[START Records for this exercise]

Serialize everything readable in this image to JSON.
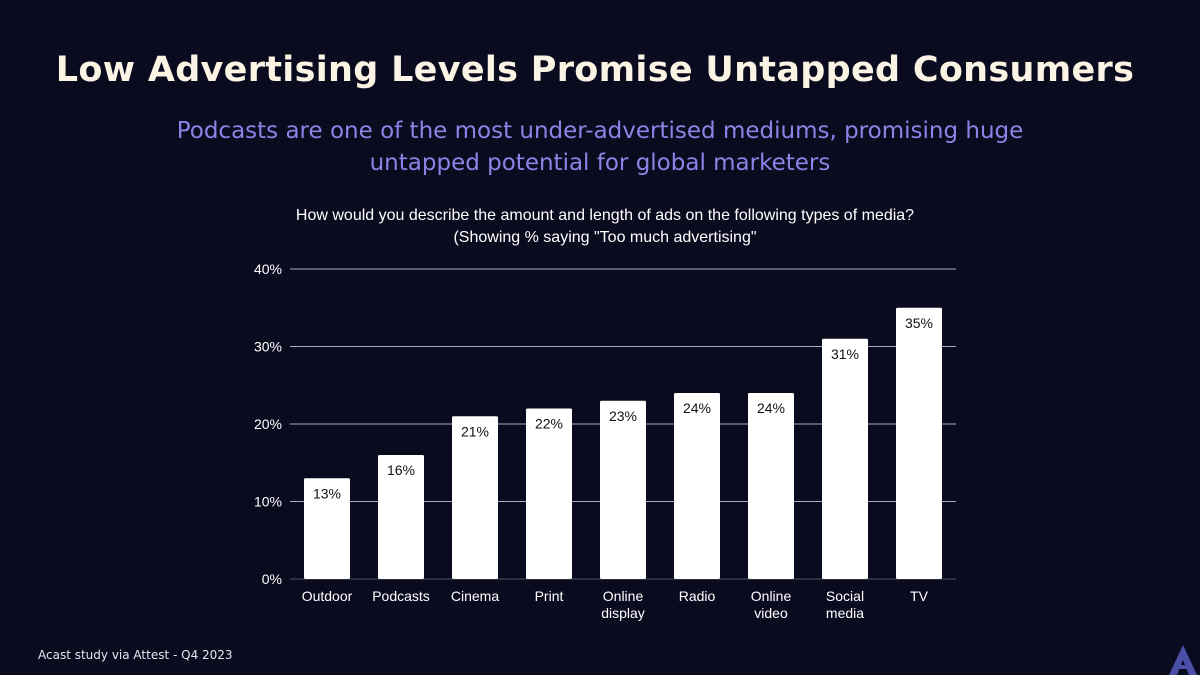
{
  "slide": {
    "title": "Low Advertising Levels Promise Untapped Consumers",
    "subtitle": "Podcasts are one of the most under-advertised mediums, promising huge untapped potential for global marketers",
    "source": "Acast study via Attest - Q4 2023",
    "logo_letter": "A"
  },
  "colors": {
    "background": "#0b0b1f",
    "title": "#fbf3e3",
    "subtitle": "#8b84e8",
    "bar": "#ffffff",
    "grid": "#c8c8d8",
    "logo": "#4a4fa8"
  },
  "chart_data": {
    "type": "bar",
    "title_lines": [
      "How would you describe the amount and length of ads on the following types of media?",
      "(Showing % saying \"Too much advertising\""
    ],
    "categories": [
      [
        "Outdoor"
      ],
      [
        "Podcasts"
      ],
      [
        "Cinema"
      ],
      [
        "Print"
      ],
      [
        "Online",
        "display"
      ],
      [
        "Radio"
      ],
      [
        "Online",
        "video"
      ],
      [
        "Social",
        "media"
      ],
      [
        "TV"
      ]
    ],
    "values": [
      13,
      16,
      21,
      22,
      23,
      24,
      24,
      31,
      35
    ],
    "value_labels": [
      "13%",
      "16%",
      "21%",
      "22%",
      "23%",
      "24%",
      "24%",
      "31%",
      "35%"
    ],
    "ylim": [
      0,
      40
    ],
    "yticks": [
      0,
      10,
      20,
      30,
      40
    ],
    "ytick_labels": [
      "0%",
      "10%",
      "20%",
      "30%",
      "40%"
    ],
    "grid": true,
    "legend": "none"
  }
}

[END Records for this exercise]

What is needed>
For each line in the data above that contains the string "subtitle", extract the line.

Final answer>
    "subtitle": "Podcasts are one of the most under-advertised mediums, promising huge untapped potential for global marketers",
    "subtitle": "#8b84e8",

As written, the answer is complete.